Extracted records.
* start *
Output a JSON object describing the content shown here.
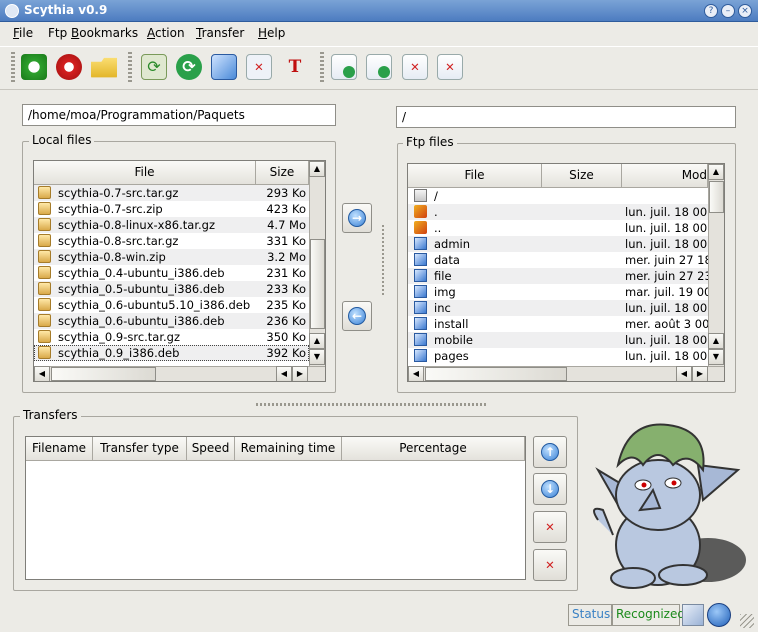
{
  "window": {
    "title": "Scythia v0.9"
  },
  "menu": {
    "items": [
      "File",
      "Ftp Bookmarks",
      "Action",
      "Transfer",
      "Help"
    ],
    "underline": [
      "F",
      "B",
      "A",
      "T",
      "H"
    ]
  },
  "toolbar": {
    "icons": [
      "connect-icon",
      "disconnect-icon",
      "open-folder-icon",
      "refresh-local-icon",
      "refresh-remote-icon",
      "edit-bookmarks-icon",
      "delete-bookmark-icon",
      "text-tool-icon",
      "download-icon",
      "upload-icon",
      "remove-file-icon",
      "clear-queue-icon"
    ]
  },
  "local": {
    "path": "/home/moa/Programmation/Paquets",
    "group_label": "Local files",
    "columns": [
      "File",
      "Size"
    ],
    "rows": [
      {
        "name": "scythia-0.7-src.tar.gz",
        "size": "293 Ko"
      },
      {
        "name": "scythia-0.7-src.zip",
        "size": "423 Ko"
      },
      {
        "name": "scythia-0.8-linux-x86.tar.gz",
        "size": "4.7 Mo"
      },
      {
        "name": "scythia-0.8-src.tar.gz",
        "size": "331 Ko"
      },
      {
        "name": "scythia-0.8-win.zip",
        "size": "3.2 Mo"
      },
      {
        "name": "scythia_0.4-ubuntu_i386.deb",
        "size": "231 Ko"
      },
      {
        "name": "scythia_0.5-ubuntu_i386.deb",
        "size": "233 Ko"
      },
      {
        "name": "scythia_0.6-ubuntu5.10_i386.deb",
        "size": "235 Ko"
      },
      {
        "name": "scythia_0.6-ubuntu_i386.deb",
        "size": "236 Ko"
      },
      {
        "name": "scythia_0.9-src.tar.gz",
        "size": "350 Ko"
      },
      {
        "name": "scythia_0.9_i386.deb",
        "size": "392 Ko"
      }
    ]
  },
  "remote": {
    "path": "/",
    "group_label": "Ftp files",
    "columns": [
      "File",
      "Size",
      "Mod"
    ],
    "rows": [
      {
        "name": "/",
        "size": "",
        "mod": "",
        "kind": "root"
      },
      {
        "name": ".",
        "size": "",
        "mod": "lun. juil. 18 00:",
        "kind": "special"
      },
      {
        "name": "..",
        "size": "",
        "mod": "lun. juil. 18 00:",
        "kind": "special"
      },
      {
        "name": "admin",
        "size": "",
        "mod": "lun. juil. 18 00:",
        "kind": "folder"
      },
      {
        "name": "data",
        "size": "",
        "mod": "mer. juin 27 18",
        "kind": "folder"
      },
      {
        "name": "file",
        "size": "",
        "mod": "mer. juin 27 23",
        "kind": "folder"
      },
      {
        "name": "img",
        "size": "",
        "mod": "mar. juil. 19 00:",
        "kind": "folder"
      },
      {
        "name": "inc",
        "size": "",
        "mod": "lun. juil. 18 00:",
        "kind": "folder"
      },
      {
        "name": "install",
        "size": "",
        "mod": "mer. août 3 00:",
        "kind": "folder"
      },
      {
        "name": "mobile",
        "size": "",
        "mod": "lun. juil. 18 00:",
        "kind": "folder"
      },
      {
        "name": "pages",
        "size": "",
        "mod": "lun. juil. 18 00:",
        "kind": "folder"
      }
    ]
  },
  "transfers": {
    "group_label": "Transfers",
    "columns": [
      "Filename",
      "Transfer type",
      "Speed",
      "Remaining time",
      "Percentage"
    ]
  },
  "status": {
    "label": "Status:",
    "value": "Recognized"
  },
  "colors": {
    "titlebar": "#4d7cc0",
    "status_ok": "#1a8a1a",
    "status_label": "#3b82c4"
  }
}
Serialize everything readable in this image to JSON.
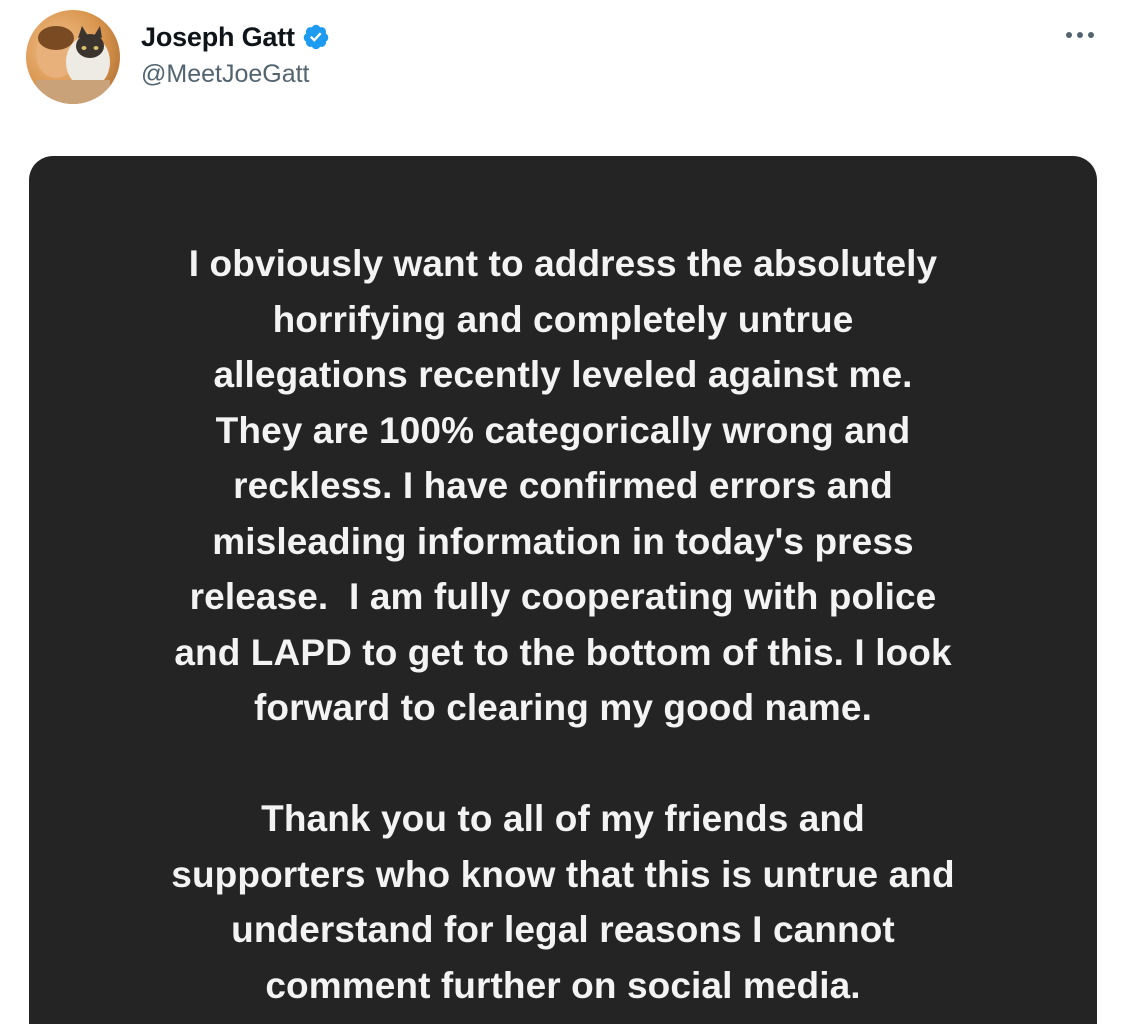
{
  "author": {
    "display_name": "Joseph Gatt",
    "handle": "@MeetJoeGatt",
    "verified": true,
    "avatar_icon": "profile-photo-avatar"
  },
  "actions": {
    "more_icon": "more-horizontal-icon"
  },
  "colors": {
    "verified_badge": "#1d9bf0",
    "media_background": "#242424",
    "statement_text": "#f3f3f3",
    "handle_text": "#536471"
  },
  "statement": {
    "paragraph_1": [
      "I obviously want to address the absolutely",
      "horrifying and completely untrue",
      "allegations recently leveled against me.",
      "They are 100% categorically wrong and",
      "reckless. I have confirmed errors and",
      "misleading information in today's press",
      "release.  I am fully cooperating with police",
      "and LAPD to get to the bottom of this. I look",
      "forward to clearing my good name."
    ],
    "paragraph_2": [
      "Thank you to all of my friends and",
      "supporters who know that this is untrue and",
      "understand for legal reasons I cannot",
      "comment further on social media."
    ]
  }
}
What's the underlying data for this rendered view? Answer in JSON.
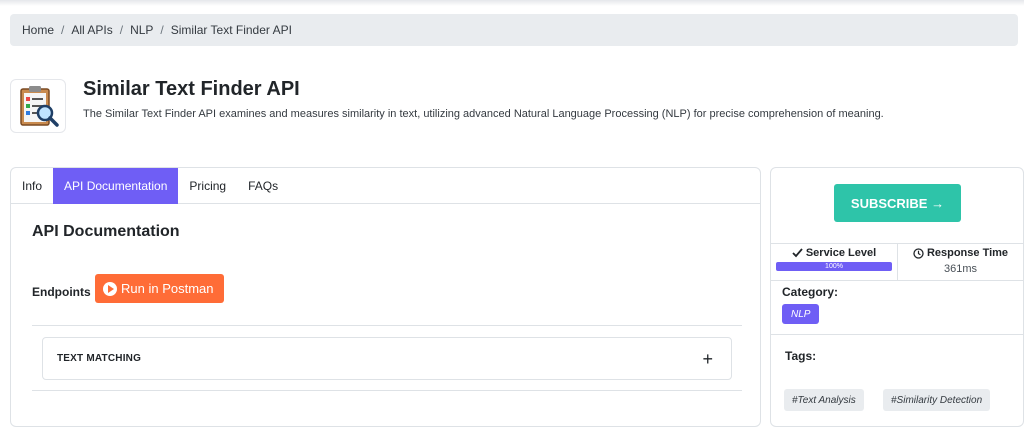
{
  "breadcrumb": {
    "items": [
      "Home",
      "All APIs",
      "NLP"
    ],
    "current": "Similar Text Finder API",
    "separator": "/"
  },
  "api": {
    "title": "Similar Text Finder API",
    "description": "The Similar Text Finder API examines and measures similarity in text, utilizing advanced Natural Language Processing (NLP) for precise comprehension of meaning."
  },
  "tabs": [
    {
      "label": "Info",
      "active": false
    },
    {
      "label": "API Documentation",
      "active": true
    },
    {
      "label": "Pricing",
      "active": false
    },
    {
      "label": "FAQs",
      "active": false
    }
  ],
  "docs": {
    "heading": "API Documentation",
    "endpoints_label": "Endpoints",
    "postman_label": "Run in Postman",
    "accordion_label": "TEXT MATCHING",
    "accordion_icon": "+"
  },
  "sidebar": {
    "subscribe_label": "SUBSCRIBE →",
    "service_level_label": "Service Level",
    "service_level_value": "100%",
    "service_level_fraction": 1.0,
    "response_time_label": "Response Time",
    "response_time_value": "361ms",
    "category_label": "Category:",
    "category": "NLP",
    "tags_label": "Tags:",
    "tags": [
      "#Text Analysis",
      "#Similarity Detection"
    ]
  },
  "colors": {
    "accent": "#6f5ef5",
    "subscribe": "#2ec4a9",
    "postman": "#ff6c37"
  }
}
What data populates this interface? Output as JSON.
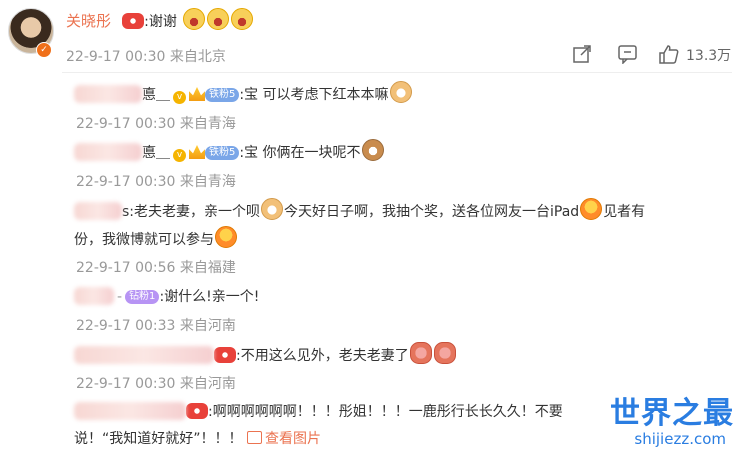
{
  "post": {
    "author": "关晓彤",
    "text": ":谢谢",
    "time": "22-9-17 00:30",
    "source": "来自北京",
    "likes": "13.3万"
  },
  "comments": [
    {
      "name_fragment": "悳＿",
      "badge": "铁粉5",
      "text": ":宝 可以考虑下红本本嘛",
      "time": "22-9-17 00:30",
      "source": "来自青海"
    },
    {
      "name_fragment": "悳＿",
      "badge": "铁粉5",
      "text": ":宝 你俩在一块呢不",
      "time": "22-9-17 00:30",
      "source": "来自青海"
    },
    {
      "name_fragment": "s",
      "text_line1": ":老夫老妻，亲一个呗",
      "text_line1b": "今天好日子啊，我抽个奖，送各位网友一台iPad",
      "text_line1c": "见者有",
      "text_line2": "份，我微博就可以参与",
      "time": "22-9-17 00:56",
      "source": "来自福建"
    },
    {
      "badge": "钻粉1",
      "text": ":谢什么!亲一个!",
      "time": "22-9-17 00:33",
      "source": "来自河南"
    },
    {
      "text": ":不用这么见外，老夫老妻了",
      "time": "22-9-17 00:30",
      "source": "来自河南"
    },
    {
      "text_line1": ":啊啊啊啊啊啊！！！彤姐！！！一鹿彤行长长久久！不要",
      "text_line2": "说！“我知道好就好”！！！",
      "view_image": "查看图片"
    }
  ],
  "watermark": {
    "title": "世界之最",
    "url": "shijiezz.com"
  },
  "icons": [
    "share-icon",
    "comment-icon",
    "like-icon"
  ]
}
* end *
BRIEF.
Extract, word for word, every line from the one holding "What data populates" through the closing line of the data above. Do not include any pictures.

SOLUTION FOR THIS PROBLEM.
What data populates this interface? Output as JSON.
{
  "post": {
    "author": "关晓彤",
    "text": ":谢谢",
    "time": "22-9-17 00:30",
    "source": "来自北京",
    "likes": "13.3万"
  },
  "comments": [
    {
      "name_fragment": "悳＿",
      "badge": "铁粉5",
      "text": ":宝 可以考虑下红本本嘛",
      "time": "22-9-17 00:30",
      "source": "来自青海"
    },
    {
      "name_fragment": "悳＿",
      "badge": "铁粉5",
      "text": ":宝 你俩在一块呢不",
      "time": "22-9-17 00:30",
      "source": "来自青海"
    },
    {
      "name_fragment": "s",
      "text_line1": ":老夫老妻，亲一个呗",
      "text_line1b": "今天好日子啊，我抽个奖，送各位网友一台iPad",
      "text_line1c": "见者有",
      "text_line2": "份，我微博就可以参与",
      "time": "22-9-17 00:56",
      "source": "来自福建"
    },
    {
      "badge": "钻粉1",
      "text": ":谢什么!亲一个!",
      "time": "22-9-17 00:33",
      "source": "来自河南"
    },
    {
      "text": ":不用这么见外，老夫老妻了",
      "time": "22-9-17 00:30",
      "source": "来自河南"
    },
    {
      "text_line1": ":啊啊啊啊啊啊！！！彤姐！！！一鹿彤行长长久久！不要",
      "text_line2": "说！“我知道好就好”！！！",
      "view_image": "查看图片"
    }
  ],
  "watermark": {
    "title": "世界之最",
    "url": "shijiezz.com"
  },
  "icons": [
    "share-icon",
    "comment-icon",
    "like-icon"
  ]
}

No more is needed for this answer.